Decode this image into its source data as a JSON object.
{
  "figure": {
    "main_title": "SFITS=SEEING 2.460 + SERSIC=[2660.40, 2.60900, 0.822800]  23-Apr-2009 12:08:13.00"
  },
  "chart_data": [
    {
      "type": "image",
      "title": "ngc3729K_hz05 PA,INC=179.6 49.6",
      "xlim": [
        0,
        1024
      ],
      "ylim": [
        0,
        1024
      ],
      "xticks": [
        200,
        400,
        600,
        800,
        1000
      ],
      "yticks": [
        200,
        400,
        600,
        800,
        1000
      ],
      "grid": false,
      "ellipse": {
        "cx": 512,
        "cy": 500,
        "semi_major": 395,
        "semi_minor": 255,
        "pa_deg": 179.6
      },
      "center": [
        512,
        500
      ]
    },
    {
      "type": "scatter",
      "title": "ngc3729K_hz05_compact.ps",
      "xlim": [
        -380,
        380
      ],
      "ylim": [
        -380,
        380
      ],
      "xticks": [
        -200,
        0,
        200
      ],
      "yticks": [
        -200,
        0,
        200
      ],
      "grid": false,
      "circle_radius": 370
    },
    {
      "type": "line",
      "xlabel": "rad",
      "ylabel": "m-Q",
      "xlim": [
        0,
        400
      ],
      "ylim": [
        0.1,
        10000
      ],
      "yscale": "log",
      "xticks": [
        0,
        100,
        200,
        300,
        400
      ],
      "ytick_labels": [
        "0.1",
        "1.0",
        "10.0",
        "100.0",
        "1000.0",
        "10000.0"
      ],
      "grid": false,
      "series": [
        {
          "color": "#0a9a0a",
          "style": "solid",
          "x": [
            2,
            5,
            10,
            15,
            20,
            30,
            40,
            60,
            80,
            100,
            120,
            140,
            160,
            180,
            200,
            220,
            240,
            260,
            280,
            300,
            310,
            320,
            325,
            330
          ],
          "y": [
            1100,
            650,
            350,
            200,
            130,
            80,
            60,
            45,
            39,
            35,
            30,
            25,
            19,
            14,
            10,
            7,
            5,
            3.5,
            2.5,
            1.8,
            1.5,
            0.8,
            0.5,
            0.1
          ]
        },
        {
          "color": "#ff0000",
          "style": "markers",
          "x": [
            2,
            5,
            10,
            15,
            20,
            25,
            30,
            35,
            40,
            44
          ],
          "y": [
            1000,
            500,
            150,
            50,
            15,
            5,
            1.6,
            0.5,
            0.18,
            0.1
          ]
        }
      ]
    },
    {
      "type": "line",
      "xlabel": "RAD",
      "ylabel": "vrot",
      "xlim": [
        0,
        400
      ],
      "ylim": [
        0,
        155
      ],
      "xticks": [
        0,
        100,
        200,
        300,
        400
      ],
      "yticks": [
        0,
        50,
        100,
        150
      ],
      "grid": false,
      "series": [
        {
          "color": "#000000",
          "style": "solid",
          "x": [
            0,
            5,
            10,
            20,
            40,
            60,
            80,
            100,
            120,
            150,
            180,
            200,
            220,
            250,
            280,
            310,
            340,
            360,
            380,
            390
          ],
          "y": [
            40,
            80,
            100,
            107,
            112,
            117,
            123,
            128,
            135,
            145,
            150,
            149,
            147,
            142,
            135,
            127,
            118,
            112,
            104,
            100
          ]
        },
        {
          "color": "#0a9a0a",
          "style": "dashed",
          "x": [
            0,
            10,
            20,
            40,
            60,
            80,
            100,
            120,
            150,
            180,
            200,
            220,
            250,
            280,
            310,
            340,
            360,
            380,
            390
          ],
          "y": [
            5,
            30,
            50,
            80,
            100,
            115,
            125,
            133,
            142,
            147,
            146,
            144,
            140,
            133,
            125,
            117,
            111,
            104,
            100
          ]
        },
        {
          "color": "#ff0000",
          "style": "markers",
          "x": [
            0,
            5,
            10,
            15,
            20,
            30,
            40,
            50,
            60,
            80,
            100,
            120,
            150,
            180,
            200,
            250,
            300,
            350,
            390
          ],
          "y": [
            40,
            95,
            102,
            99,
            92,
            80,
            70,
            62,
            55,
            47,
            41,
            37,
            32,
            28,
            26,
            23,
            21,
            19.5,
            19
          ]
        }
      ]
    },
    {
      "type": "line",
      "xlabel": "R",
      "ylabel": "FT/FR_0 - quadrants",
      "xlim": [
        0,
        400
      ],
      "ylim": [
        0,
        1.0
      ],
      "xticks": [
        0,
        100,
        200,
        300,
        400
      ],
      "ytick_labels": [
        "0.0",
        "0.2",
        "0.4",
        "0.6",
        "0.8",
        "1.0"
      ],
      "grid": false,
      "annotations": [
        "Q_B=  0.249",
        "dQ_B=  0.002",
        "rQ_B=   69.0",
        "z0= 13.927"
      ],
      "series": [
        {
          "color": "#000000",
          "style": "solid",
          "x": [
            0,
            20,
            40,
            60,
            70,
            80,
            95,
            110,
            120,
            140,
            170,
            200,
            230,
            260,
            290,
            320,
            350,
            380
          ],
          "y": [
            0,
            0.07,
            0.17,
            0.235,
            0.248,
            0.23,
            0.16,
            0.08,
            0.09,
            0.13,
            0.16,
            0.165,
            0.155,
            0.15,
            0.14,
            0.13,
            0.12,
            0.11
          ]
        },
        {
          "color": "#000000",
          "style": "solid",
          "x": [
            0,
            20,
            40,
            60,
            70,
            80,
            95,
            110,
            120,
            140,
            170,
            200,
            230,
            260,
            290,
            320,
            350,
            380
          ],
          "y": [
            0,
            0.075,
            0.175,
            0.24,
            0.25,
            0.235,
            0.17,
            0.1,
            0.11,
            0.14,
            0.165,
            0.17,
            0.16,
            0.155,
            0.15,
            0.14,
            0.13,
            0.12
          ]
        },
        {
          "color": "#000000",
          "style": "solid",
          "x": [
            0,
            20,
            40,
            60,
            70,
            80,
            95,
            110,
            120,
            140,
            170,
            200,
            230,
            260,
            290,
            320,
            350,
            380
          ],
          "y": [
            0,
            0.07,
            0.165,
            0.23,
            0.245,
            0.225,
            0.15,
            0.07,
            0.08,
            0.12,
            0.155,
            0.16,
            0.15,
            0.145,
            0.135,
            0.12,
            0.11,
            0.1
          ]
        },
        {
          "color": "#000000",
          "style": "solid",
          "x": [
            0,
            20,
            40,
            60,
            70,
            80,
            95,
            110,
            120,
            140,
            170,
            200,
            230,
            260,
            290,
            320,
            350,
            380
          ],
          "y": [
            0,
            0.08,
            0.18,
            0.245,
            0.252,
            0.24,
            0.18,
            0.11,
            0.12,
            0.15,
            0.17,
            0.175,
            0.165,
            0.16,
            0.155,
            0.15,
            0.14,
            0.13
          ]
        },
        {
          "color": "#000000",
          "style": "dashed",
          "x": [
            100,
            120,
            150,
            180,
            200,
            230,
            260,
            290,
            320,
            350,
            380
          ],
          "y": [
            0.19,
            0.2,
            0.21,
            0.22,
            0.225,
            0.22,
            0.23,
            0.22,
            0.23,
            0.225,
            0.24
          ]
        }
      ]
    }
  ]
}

[PROBLEM REQUIREMENTS]:
Write every line of the material above again, exactly.

[EXPECTED ANSWER]:
Decode this image into its source data as a JSON object.
{
  "figure": {
    "main_title": "SFITS=SEEING 2.460 + SERSIC=[2660.40, 2.60900, 0.822800]  23-Apr-2009 12:08:13.00"
  },
  "chart_data": [
    {
      "type": "image",
      "title": "ngc3729K_hz05 PA,INC=179.6 49.6",
      "xlim": [
        0,
        1024
      ],
      "ylim": [
        0,
        1024
      ],
      "xticks": [
        200,
        400,
        600,
        800,
        1000
      ],
      "yticks": [
        200,
        400,
        600,
        800,
        1000
      ],
      "grid": false,
      "ellipse": {
        "cx": 512,
        "cy": 500,
        "semi_major": 395,
        "semi_minor": 255,
        "pa_deg": 179.6
      },
      "center": [
        512,
        500
      ]
    },
    {
      "type": "scatter",
      "title": "ngc3729K_hz05_compact.ps",
      "xlim": [
        -380,
        380
      ],
      "ylim": [
        -380,
        380
      ],
      "xticks": [
        -200,
        0,
        200
      ],
      "yticks": [
        -200,
        0,
        200
      ],
      "grid": false,
      "circle_radius": 370
    },
    {
      "type": "line",
      "xlabel": "rad",
      "ylabel": "m-Q",
      "xlim": [
        0,
        400
      ],
      "ylim": [
        0.1,
        10000
      ],
      "yscale": "log",
      "xticks": [
        0,
        100,
        200,
        300,
        400
      ],
      "ytick_labels": [
        "0.1",
        "1.0",
        "10.0",
        "100.0",
        "1000.0",
        "10000.0"
      ],
      "grid": false,
      "series": [
        {
          "color": "#0a9a0a",
          "style": "solid",
          "x": [
            2,
            5,
            10,
            15,
            20,
            30,
            40,
            60,
            80,
            100,
            120,
            140,
            160,
            180,
            200,
            220,
            240,
            260,
            280,
            300,
            310,
            320,
            325,
            330
          ],
          "y": [
            1100,
            650,
            350,
            200,
            130,
            80,
            60,
            45,
            39,
            35,
            30,
            25,
            19,
            14,
            10,
            7,
            5,
            3.5,
            2.5,
            1.8,
            1.5,
            0.8,
            0.5,
            0.1
          ]
        },
        {
          "color": "#ff0000",
          "style": "markers",
          "x": [
            2,
            5,
            10,
            15,
            20,
            25,
            30,
            35,
            40,
            44
          ],
          "y": [
            1000,
            500,
            150,
            50,
            15,
            5,
            1.6,
            0.5,
            0.18,
            0.1
          ]
        }
      ]
    },
    {
      "type": "line",
      "xlabel": "RAD",
      "ylabel": "vrot",
      "xlim": [
        0,
        400
      ],
      "ylim": [
        0,
        155
      ],
      "xticks": [
        0,
        100,
        200,
        300,
        400
      ],
      "yticks": [
        0,
        50,
        100,
        150
      ],
      "grid": false,
      "series": [
        {
          "color": "#000000",
          "style": "solid",
          "x": [
            0,
            5,
            10,
            20,
            40,
            60,
            80,
            100,
            120,
            150,
            180,
            200,
            220,
            250,
            280,
            310,
            340,
            360,
            380,
            390
          ],
          "y": [
            40,
            80,
            100,
            107,
            112,
            117,
            123,
            128,
            135,
            145,
            150,
            149,
            147,
            142,
            135,
            127,
            118,
            112,
            104,
            100
          ]
        },
        {
          "color": "#0a9a0a",
          "style": "dashed",
          "x": [
            0,
            10,
            20,
            40,
            60,
            80,
            100,
            120,
            150,
            180,
            200,
            220,
            250,
            280,
            310,
            340,
            360,
            380,
            390
          ],
          "y": [
            5,
            30,
            50,
            80,
            100,
            115,
            125,
            133,
            142,
            147,
            146,
            144,
            140,
            133,
            125,
            117,
            111,
            104,
            100
          ]
        },
        {
          "color": "#ff0000",
          "style": "markers",
          "x": [
            0,
            5,
            10,
            15,
            20,
            30,
            40,
            50,
            60,
            80,
            100,
            120,
            150,
            180,
            200,
            250,
            300,
            350,
            390
          ],
          "y": [
            40,
            95,
            102,
            99,
            92,
            80,
            70,
            62,
            55,
            47,
            41,
            37,
            32,
            28,
            26,
            23,
            21,
            19.5,
            19
          ]
        }
      ]
    },
    {
      "type": "line",
      "xlabel": "R",
      "ylabel": "FT/FR_0 - quadrants",
      "xlim": [
        0,
        400
      ],
      "ylim": [
        0,
        1.0
      ],
      "xticks": [
        0,
        100,
        200,
        300,
        400
      ],
      "ytick_labels": [
        "0.0",
        "0.2",
        "0.4",
        "0.6",
        "0.8",
        "1.0"
      ],
      "grid": false,
      "annotations": [
        "Q_B=  0.249",
        "dQ_B=  0.002",
        "rQ_B=   69.0",
        "z0= 13.927"
      ],
      "series": [
        {
          "color": "#000000",
          "style": "solid",
          "x": [
            0,
            20,
            40,
            60,
            70,
            80,
            95,
            110,
            120,
            140,
            170,
            200,
            230,
            260,
            290,
            320,
            350,
            380
          ],
          "y": [
            0,
            0.07,
            0.17,
            0.235,
            0.248,
            0.23,
            0.16,
            0.08,
            0.09,
            0.13,
            0.16,
            0.165,
            0.155,
            0.15,
            0.14,
            0.13,
            0.12,
            0.11
          ]
        },
        {
          "color": "#000000",
          "style": "solid",
          "x": [
            0,
            20,
            40,
            60,
            70,
            80,
            95,
            110,
            120,
            140,
            170,
            200,
            230,
            260,
            290,
            320,
            350,
            380
          ],
          "y": [
            0,
            0.075,
            0.175,
            0.24,
            0.25,
            0.235,
            0.17,
            0.1,
            0.11,
            0.14,
            0.165,
            0.17,
            0.16,
            0.155,
            0.15,
            0.14,
            0.13,
            0.12
          ]
        },
        {
          "color": "#000000",
          "style": "solid",
          "x": [
            0,
            20,
            40,
            60,
            70,
            80,
            95,
            110,
            120,
            140,
            170,
            200,
            230,
            260,
            290,
            320,
            350,
            380
          ],
          "y": [
            0,
            0.07,
            0.165,
            0.23,
            0.245,
            0.225,
            0.15,
            0.07,
            0.08,
            0.12,
            0.155,
            0.16,
            0.15,
            0.145,
            0.135,
            0.12,
            0.11,
            0.1
          ]
        },
        {
          "color": "#000000",
          "style": "solid",
          "x": [
            0,
            20,
            40,
            60,
            70,
            80,
            95,
            110,
            120,
            140,
            170,
            200,
            230,
            260,
            290,
            320,
            350,
            380
          ],
          "y": [
            0,
            0.08,
            0.18,
            0.245,
            0.252,
            0.24,
            0.18,
            0.11,
            0.12,
            0.15,
            0.17,
            0.175,
            0.165,
            0.16,
            0.155,
            0.15,
            0.14,
            0.13
          ]
        },
        {
          "color": "#000000",
          "style": "dashed",
          "x": [
            100,
            120,
            150,
            180,
            200,
            230,
            260,
            290,
            320,
            350,
            380
          ],
          "y": [
            0.19,
            0.2,
            0.21,
            0.22,
            0.225,
            0.22,
            0.23,
            0.22,
            0.23,
            0.225,
            0.24
          ]
        }
      ]
    }
  ]
}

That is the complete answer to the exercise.